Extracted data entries

--*--

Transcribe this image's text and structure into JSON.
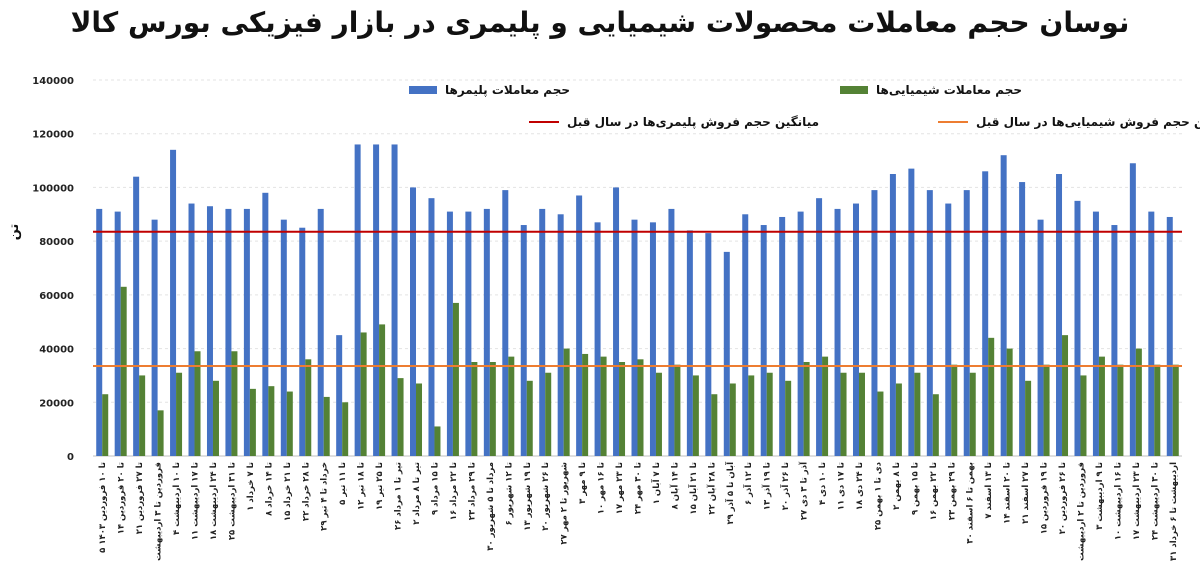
{
  "chart_data": {
    "type": "bar",
    "title": "نوسان حجم معاملات محصولات شیمیایی و پلیمری در بازار فیزیکی بورس کالا",
    "ylabel": "تن",
    "ylim": [
      0,
      140000
    ],
    "yticks": [
      0,
      20000,
      40000,
      60000,
      80000,
      100000,
      120000,
      140000
    ],
    "grid": true,
    "legend_position": "top",
    "categories": [
      "۵ تا ۱۰ فروردین ۱۴۰۳",
      "۱۴ تا ۲۰ فروردین",
      "۲۱ تا ۲۷ فروردین",
      "۲۸ فروردین تا ۳ اردیبهشت",
      "۴ تا ۱۰ اردیبهشت",
      "۱۱ تا ۱۷ اردیبهشت",
      "۱۸ تا ۲۴ اردیبهشت",
      "۲۵ تا ۳۱ اردیبهشت",
      "۱ تا ۷ خرداد",
      "۸ تا ۱۴ خرداد",
      "۱۵ تا ۲۱ خرداد",
      "۲۲ تا ۲۸ خرداد",
      "۲۹ خرداد تا ۴ تیر",
      "۵ تا ۱۱ تیر",
      "۱۲ تا ۱۸ تیر",
      "۱۹ تا ۲۵ تیر",
      "۲۶ تیر تا ۱ مرداد",
      "۲ تیر تا ۸ مرداد",
      "۹ تا ۱۵ مرداد",
      "۱۶ تا ۲۲ مرداد",
      "۲۳ تا ۲۹ مرداد",
      "۳۰ مرداد تا ۵ شهریور",
      "۶ تا ۱۲ شهریور",
      "۱۳ تا ۱۹ شهریور",
      "۲۰ تا ۲۶ شهریور",
      "۲۷ شهریور تا ۲ مهر",
      "۳ تا ۹ مهر",
      "۱۰ تا ۱۶ مهر",
      "۱۷ تا ۲۳ مهر",
      "۲۴ تا ۳۰ مهر",
      "۱ تا ۷ آبان",
      "۸ تا ۱۴ آبان",
      "۱۵ تا ۲۱ آبان",
      "۲۲ تا ۲۸ آبان",
      "۲۹ آبان تا ۵ آذر",
      "۶ تا ۱۲ آذر",
      "۱۳ تا ۱۹ آذر",
      "۲۰ تا ۲۶ آذر",
      "۲۷ آذر تا ۳ دی",
      "۴ تا ۱۰ دی",
      "۱۱ تا ۱۷ دی",
      "۱۸ تا ۲۴ دی",
      "۲۵ دی تا ۱ بهمن",
      "۲ تا ۸ بهمن",
      "۹ تا ۱۵ بهمن",
      "۱۶ تا ۲۲ بهمن",
      "۲۳ تا ۲۹ بهمن",
      "۳۰ بهمن تا ۶ اسفند",
      "۷ تا ۱۳ اسفند",
      "۱۴ تا ۲۰ اسفند",
      "۲۱ تا ۲۷ اسفند",
      "۱۵ تا ۱۹ فروردین",
      "۲۰ تا ۲۶ فروردین",
      "۲۷ فروردین تا ۲ اردیبهشت",
      "۳ تا ۹ اردیبهشت",
      "۱۰ تا ۱۶ اردیبهشت",
      "۱۷ تا ۲۳ اردیبهشت",
      "۲۴ تا ۳۰ اردیبهشت",
      "۳۱ اردیبهشت تا ۶ خرداد"
    ],
    "series": [
      {
        "name": "حجم معاملات پلیمرها",
        "color": "#4472C4",
        "values": [
          92000,
          91000,
          104000,
          88000,
          114000,
          94000,
          93000,
          92000,
          92000,
          98000,
          88000,
          85000,
          92000,
          45000,
          116000,
          116000,
          116000,
          100000,
          96000,
          91000,
          91000,
          92000,
          99000,
          86000,
          92000,
          90000,
          97000,
          87000,
          100000,
          88000,
          87000,
          92000,
          84000,
          83000,
          76000,
          90000,
          86000,
          89000,
          91000,
          96000,
          92000,
          94000,
          99000,
          105000,
          107000,
          99000,
          94000,
          99000,
          106000,
          112000,
          102000,
          88000,
          105000,
          95000,
          91000,
          86000,
          109000,
          91000,
          89000
        ]
      },
      {
        "name": "حجم معاملات شیمیایی‌ها",
        "color": "#548235",
        "values": [
          23000,
          63000,
          30000,
          17000,
          31000,
          39000,
          28000,
          39000,
          25000,
          26000,
          24000,
          36000,
          22000,
          20000,
          46000,
          49000,
          29000,
          27000,
          11000,
          57000,
          35000,
          35000,
          37000,
          28000,
          31000,
          40000,
          38000,
          37000,
          35000,
          36000,
          31000,
          34000,
          30000,
          23000,
          27000,
          30000,
          31000,
          28000,
          35000,
          37000,
          31000,
          31000,
          24000,
          27000,
          31000,
          23000,
          34000,
          31000,
          44000,
          40000,
          28000,
          34000,
          45000,
          30000,
          37000,
          34000,
          40000,
          34000,
          34000
        ]
      }
    ],
    "reference_lines": [
      {
        "name": "میانگین حجم فروش پلیمری‌ها در سال قبل",
        "value": 83500,
        "color": "#C00000"
      },
      {
        "name": "میانگین حجم فروش شیمیایی‌ها در سال قبل",
        "value": 33500,
        "color": "#ED7D31"
      }
    ]
  }
}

--*--

- TASK STATEMENT: Pictures in the records must not appear in the copy; transcribe everything else precisely.

- ANSWER:
Transcribe this image's text and structure into JSON.
{
  "chart_data": {
    "type": "bar",
    "title": "نوسان حجم معاملات محصولات شیمیایی و پلیمری در بازار فیزیکی بورس کالا",
    "ylabel": "تن",
    "ylim": [
      0,
      140000
    ],
    "yticks": [
      0,
      20000,
      40000,
      60000,
      80000,
      100000,
      120000,
      140000
    ],
    "grid": true,
    "legend_position": "top",
    "categories": [
      "۵ تا ۱۰ فروردین ۱۴۰۳",
      "۱۴ تا ۲۰ فروردین",
      "۲۱ تا ۲۷ فروردین",
      "۲۸ فروردین تا ۳ اردیبهشت",
      "۴ تا ۱۰ اردیبهشت",
      "۱۱ تا ۱۷ اردیبهشت",
      "۱۸ تا ۲۴ اردیبهشت",
      "۲۵ تا ۳۱ اردیبهشت",
      "۱ تا ۷ خرداد",
      "۸ تا ۱۴ خرداد",
      "۱۵ تا ۲۱ خرداد",
      "۲۲ تا ۲۸ خرداد",
      "۲۹ خرداد تا ۴ تیر",
      "۵ تا ۱۱ تیر",
      "۱۲ تا ۱۸ تیر",
      "۱۹ تا ۲۵ تیر",
      "۲۶ تیر تا ۱ مرداد",
      "۲ تیر تا ۸ مرداد",
      "۹ تا ۱۵ مرداد",
      "۱۶ تا ۲۲ مرداد",
      "۲۳ تا ۲۹ مرداد",
      "۳۰ مرداد تا ۵ شهریور",
      "۶ تا ۱۲ شهریور",
      "۱۳ تا ۱۹ شهریور",
      "۲۰ تا ۲۶ شهریور",
      "۲۷ شهریور تا ۲ مهر",
      "۳ تا ۹ مهر",
      "۱۰ تا ۱۶ مهر",
      "۱۷ تا ۲۳ مهر",
      "۲۴ تا ۳۰ مهر",
      "۱ تا ۷ آبان",
      "۸ تا ۱۴ آبان",
      "۱۵ تا ۲۱ آبان",
      "۲۲ تا ۲۸ آبان",
      "۲۹ آبان تا ۵ آذر",
      "۶ تا ۱۲ آذر",
      "۱۳ تا ۱۹ آذر",
      "۲۰ تا ۲۶ آذر",
      "۲۷ آذر تا ۳ دی",
      "۴ تا ۱۰ دی",
      "۱۱ تا ۱۷ دی",
      "۱۸ تا ۲۴ دی",
      "۲۵ دی تا ۱ بهمن",
      "۲ تا ۸ بهمن",
      "۹ تا ۱۵ بهمن",
      "۱۶ تا ۲۲ بهمن",
      "۲۳ تا ۲۹ بهمن",
      "۳۰ بهمن تا ۶ اسفند",
      "۷ تا ۱۳ اسفند",
      "۱۴ تا ۲۰ اسفند",
      "۲۱ تا ۲۷ اسفند",
      "۱۵ تا ۱۹ فروردین",
      "۲۰ تا ۲۶ فروردین",
      "۲۷ فروردین تا ۲ اردیبهشت",
      "۳ تا ۹ اردیبهشت",
      "۱۰ تا ۱۶ اردیبهشت",
      "۱۷ تا ۲۳ اردیبهشت",
      "۲۴ تا ۳۰ اردیبهشت",
      "۳۱ اردیبهشت تا ۶ خرداد"
    ],
    "series": [
      {
        "name": "حجم معاملات پلیمرها",
        "color": "#4472C4",
        "values": [
          92000,
          91000,
          104000,
          88000,
          114000,
          94000,
          93000,
          92000,
          92000,
          98000,
          88000,
          85000,
          92000,
          45000,
          116000,
          116000,
          116000,
          100000,
          96000,
          91000,
          91000,
          92000,
          99000,
          86000,
          92000,
          90000,
          97000,
          87000,
          100000,
          88000,
          87000,
          92000,
          84000,
          83000,
          76000,
          90000,
          86000,
          89000,
          91000,
          96000,
          92000,
          94000,
          99000,
          105000,
          107000,
          99000,
          94000,
          99000,
          106000,
          112000,
          102000,
          88000,
          105000,
          95000,
          91000,
          86000,
          109000,
          91000,
          89000
        ]
      },
      {
        "name": "حجم معاملات شیمیایی‌ها",
        "color": "#548235",
        "values": [
          23000,
          63000,
          30000,
          17000,
          31000,
          39000,
          28000,
          39000,
          25000,
          26000,
          24000,
          36000,
          22000,
          20000,
          46000,
          49000,
          29000,
          27000,
          11000,
          57000,
          35000,
          35000,
          37000,
          28000,
          31000,
          40000,
          38000,
          37000,
          35000,
          36000,
          31000,
          34000,
          30000,
          23000,
          27000,
          30000,
          31000,
          28000,
          35000,
          37000,
          31000,
          31000,
          24000,
          27000,
          31000,
          23000,
          34000,
          31000,
          44000,
          40000,
          28000,
          34000,
          45000,
          30000,
          37000,
          34000,
          40000,
          34000,
          34000
        ]
      }
    ],
    "reference_lines": [
      {
        "name": "میانگین حجم فروش پلیمری‌ها در سال قبل",
        "value": 83500,
        "color": "#C00000"
      },
      {
        "name": "میانگین حجم فروش شیمیایی‌ها در سال قبل",
        "value": 33500,
        "color": "#ED7D31"
      }
    ]
  }
}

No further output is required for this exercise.